■ The problem
Exclude images, then output the remaining data verbatim.
start Materials provided
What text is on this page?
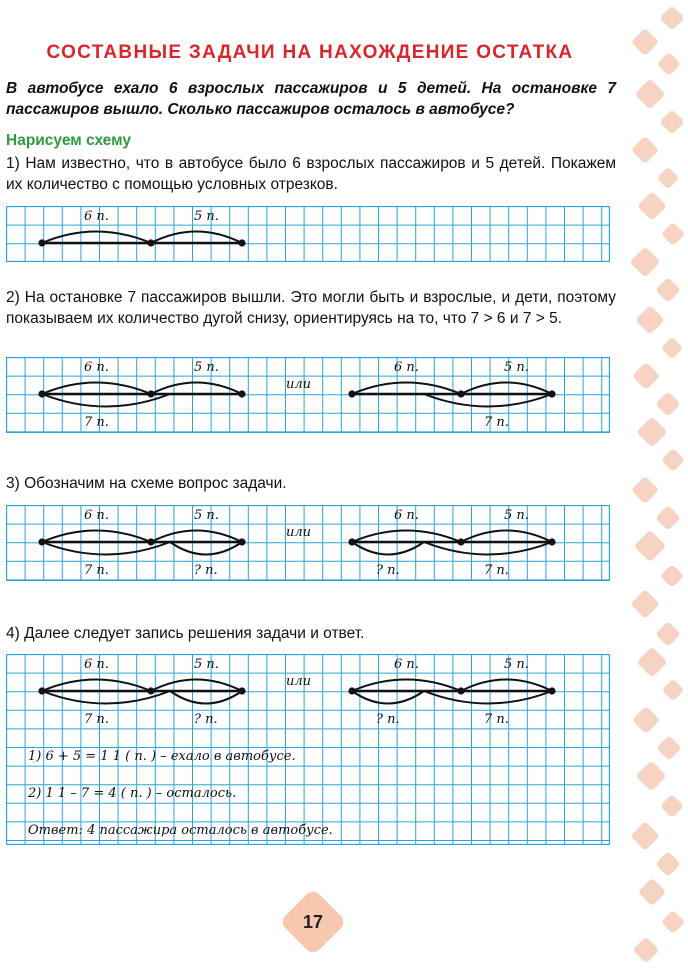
СОСТАВНЫЕ ЗАДАЧИ НА НАХОЖДЕНИЕ ОСТАТКА

В автобусе ехало 6 взрослых пассажиров и 5 детей. На остановке 7 пассажиров вышло. Сколько пассажиров осталось в автобусе?

Нарисуем схему

1) Нам известно, что в автобусе было 6 взрослых пассажиров и 5 детей. Покажем их количество с помощью условных отрезков.

6 п.	5 п.

2) На остановке 7 пассажиров вышли. Это могли быть и взрослые, и дети, поэтому показываем их количество дугой снизу, ориентируясь на то, что 7 > 6 и 7 > 5.

6 п.	5 п.
7 п.
или
6 п.	5 п.
7 п.

3) Обозначим на схеме вопрос задачи.

6 п.	5 п.
7 п.	? п.
или
6 п.	5 п.
? п.	7 п.

4) Далее следует запись решения задачи и ответ.

6 п.	5 п.
7 п.	? п.
или
6 п.	5 п.
? п.	7 п.
1) 6 + 5 = 1 1 ( п. ) – ехало в автобусе.
2) 1 1 – 7 = 4 ( п. ) – осталось.
Ответ: 4 пассажира осталось в автобусе.
17
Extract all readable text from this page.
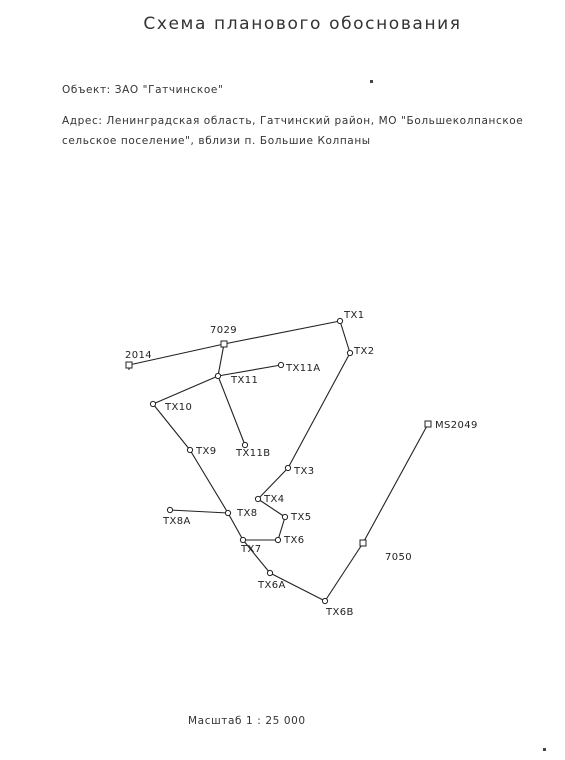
Схема планового обоснования
Объект: ЗАО "Гатчинское"
Адрес: Ленинградская область, Гатчинский район, МО "Большеколпанское сельское поселение", вблизи п. Большие Колпаны
TX1
TX2
TX3
TX4
TX5
TX6
TX6A
TX6B
TX7
TX8
TX8A
TX9
TX10
TX11
TX11A
TX11B
7029
2014
7050
MS2049
Масштаб 1 : 25 000
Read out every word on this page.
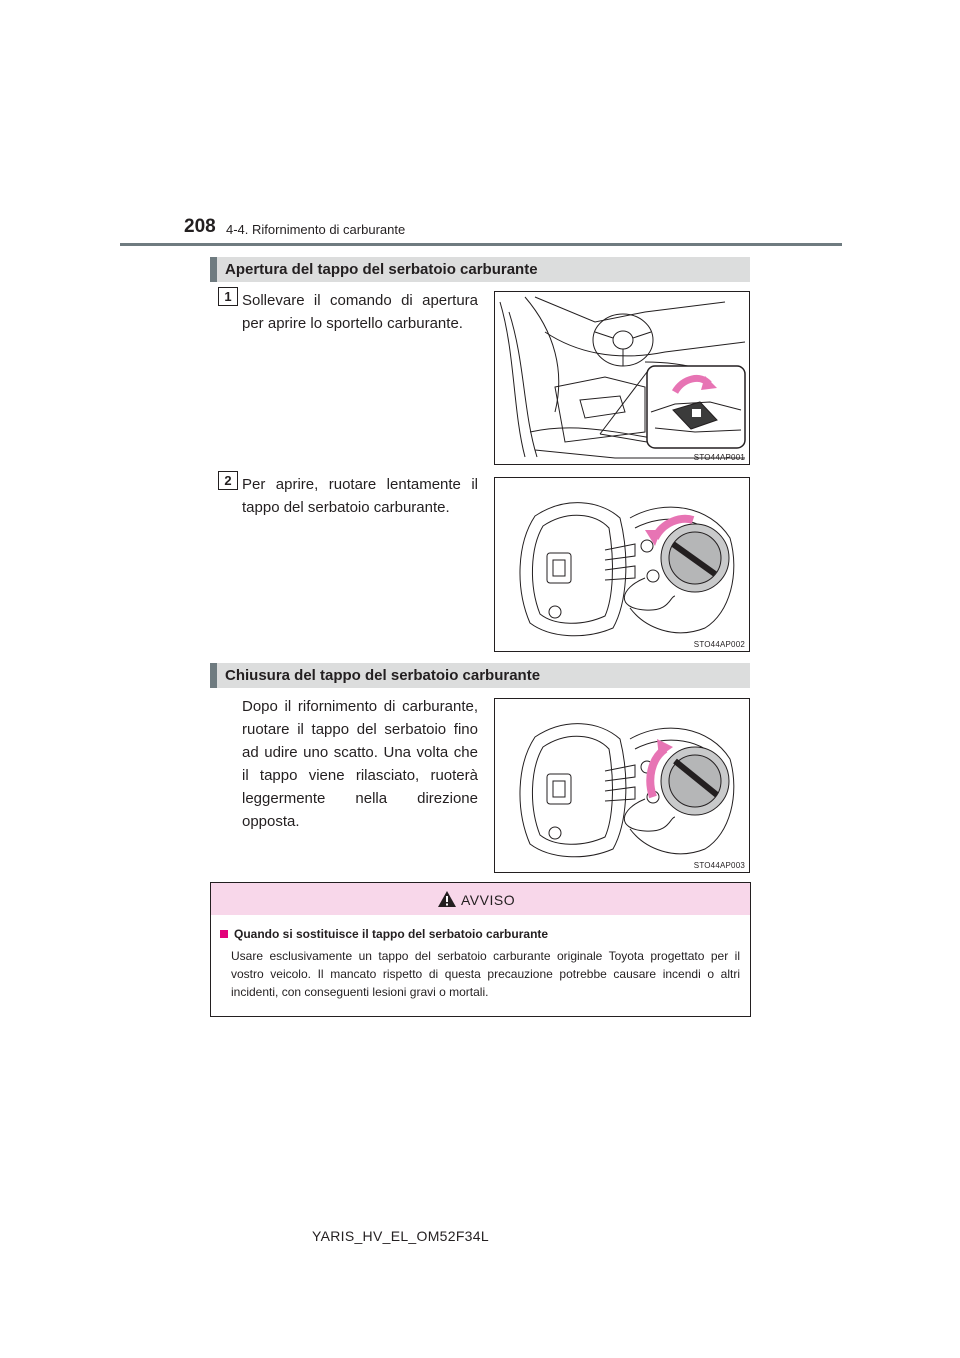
208 4-4. Rifornimento di carburante
Apertura del tappo del serbatoio carburante
1 Sollevare il comando di apertura per aprire lo sportello carburante.
STO44AP001
2 Per aprire, ruotare lentamente il tappo del serbatoio carburante.
STO44AP002
Chiusura del tappo del serbatoio carburante
Dopo il rifornimento di carburante, ruotare il tappo del serbatoio fino ad udire uno scatto. Una volta che il tappo viene rilasciato, ruoterà leggermente nella direzione opposta.
STO44AP003
AVVISO
Quando si sostituisce il tappo del serbatoio carburante
Usare esclusivamente un tappo del serbatoio carburante originale Toyota progettato per il vostro veicolo. Il mancato rispetto di questa precauzione potrebbe causare incendi o altri incidenti, con conseguenti lesioni gravi o mortali.
YARIS_HV_EL_OM52F34L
end Materials provided
■ Result of the task
What text is on this page?
СОСТАВНЫЕ ЗАДАЧИ НА НАХОЖДЕНИЕ ОСТАТКА

В автобусе ехало 6 взрослых пассажиров и 5 детей. На остановке 7 пассажиров вышло. Сколько пассажиров осталось в автобусе?

Нарисуем схему

1) Нам известно, что в автобусе было 6 взрослых пассажиров и 5 детей. Покажем их количество с помощью условных отрезков.

6 п.	5 п.

2) На остановке 7 пассажиров вышли. Это могли быть и взрослые, и дети, поэтому показываем их количество дугой снизу, ориентируясь на то, что 7 > 6 и 7 > 5.

6 п.	5 п.
7 п.
или
6 п.	5 п.
7 п.

3) Обозначим на схеме вопрос задачи.

6 п.	5 п.
7 п.	? п.
или
6 п.	5 п.
? п.	7 п.

4) Далее следует запись решения задачи и ответ.

6 п.	5 п.
7 п.	? п.
или
6 п.	5 п.
? п.	7 п.
1) 6 + 5 = 1 1 ( п. ) – ехало в автобусе.
2) 1 1 – 7 = 4 ( п. ) – осталось.
Ответ: 4 пассажира осталось в автобусе.
17
Extract all readable text from this page.
Схема планового обоснования
Объект: ЗАО "Гатчинское"
Адрес: Ленинградская область, Гатчинский район, МО "Большеколпанское сельское поселение", вблизи п. Большие Колпаны
TX1
TX2
TX3
TX4
TX5
TX6
TX6A
TX6B
TX7
TX8
TX8A
TX9
TX10
TX11
TX11A
TX11B
7029
2014
7050
MS2049
Масштаб 1 : 25 000
Read out every word on this page.
208 4-4. Rifornimento di carburante
Apertura del tappo del serbatoio carburante
1 Sollevare il comando di apertura per aprire lo sportello carburante.
STO44AP001
2 Per aprire, ruotare lentamente il tappo del serbatoio carburante.
STO44AP002
Chiusura del tappo del serbatoio carburante
Dopo il rifornimento di carburante, ruotare il tappo del serbatoio fino ad udire uno scatto. Una volta che il tappo viene rilasciato, ruoterà leggermente nella direzione opposta.
STO44AP003
AVVISO
Quando si sostituisce il tappo del serbatoio carburante
Usare esclusivamente un tappo del serbatoio carburante originale Toyota progettato per il vostro veicolo. Il mancato rispetto di questa precauzione potrebbe causare incendi o altri incidenti, con conseguenti lesioni gravi o mortali.
YARIS_HV_EL_OM52F34L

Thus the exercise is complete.